▶ STATED EXERCISE:
Your task is to give the listing below back word for word, pictures excluded.

▶ RECORDS SUPPLIED:
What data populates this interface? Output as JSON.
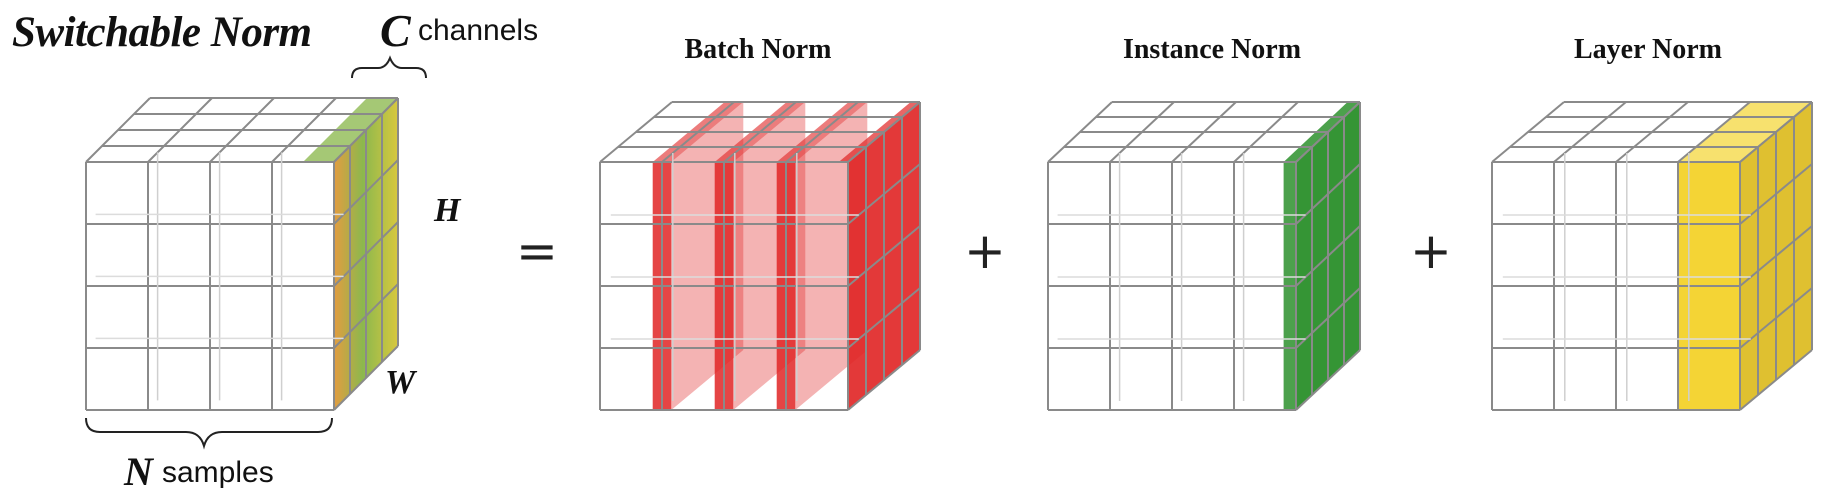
{
  "title": "Switchable Norm",
  "labels": {
    "c_symbol": "C",
    "c_text": "channels",
    "h_symbol": "H",
    "w_symbol": "W",
    "n_symbol": "N",
    "n_text": "samples"
  },
  "operators": {
    "equals": "=",
    "plus": "+"
  },
  "panels": [
    {
      "id": "switchable",
      "title": "",
      "highlight": "mixed"
    },
    {
      "id": "batch",
      "title": "Batch Norm",
      "highlight": "#e02424"
    },
    {
      "id": "instance",
      "title": "Instance Norm",
      "highlight": "#1f8a1f"
    },
    {
      "id": "layer",
      "title": "Layer Norm",
      "highlight": "#f2cc12"
    }
  ],
  "colors": {
    "grid": "#8a8a8a",
    "batch": "#e02424",
    "instance": "#1f8a1f",
    "layer": "#f2cc12",
    "mix_orange": "#e0922c",
    "mix_green": "#7fb03a",
    "mix_yellow": "#d4c22a"
  }
}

▶ IN RESPONSE:
What data populates this interface? Output as JSON.
{
  "title": "Switchable Norm",
  "labels": {
    "c_symbol": "C",
    "c_text": "channels",
    "h_symbol": "H",
    "w_symbol": "W",
    "n_symbol": "N",
    "n_text": "samples"
  },
  "operators": {
    "equals": "=",
    "plus": "+"
  },
  "panels": [
    {
      "id": "switchable",
      "title": "",
      "highlight": "mixed"
    },
    {
      "id": "batch",
      "title": "Batch Norm",
      "highlight": "#e02424"
    },
    {
      "id": "instance",
      "title": "Instance Norm",
      "highlight": "#1f8a1f"
    },
    {
      "id": "layer",
      "title": "Layer Norm",
      "highlight": "#f2cc12"
    }
  ],
  "colors": {
    "grid": "#8a8a8a",
    "batch": "#e02424",
    "instance": "#1f8a1f",
    "layer": "#f2cc12",
    "mix_orange": "#e0922c",
    "mix_green": "#7fb03a",
    "mix_yellow": "#d4c22a"
  }
}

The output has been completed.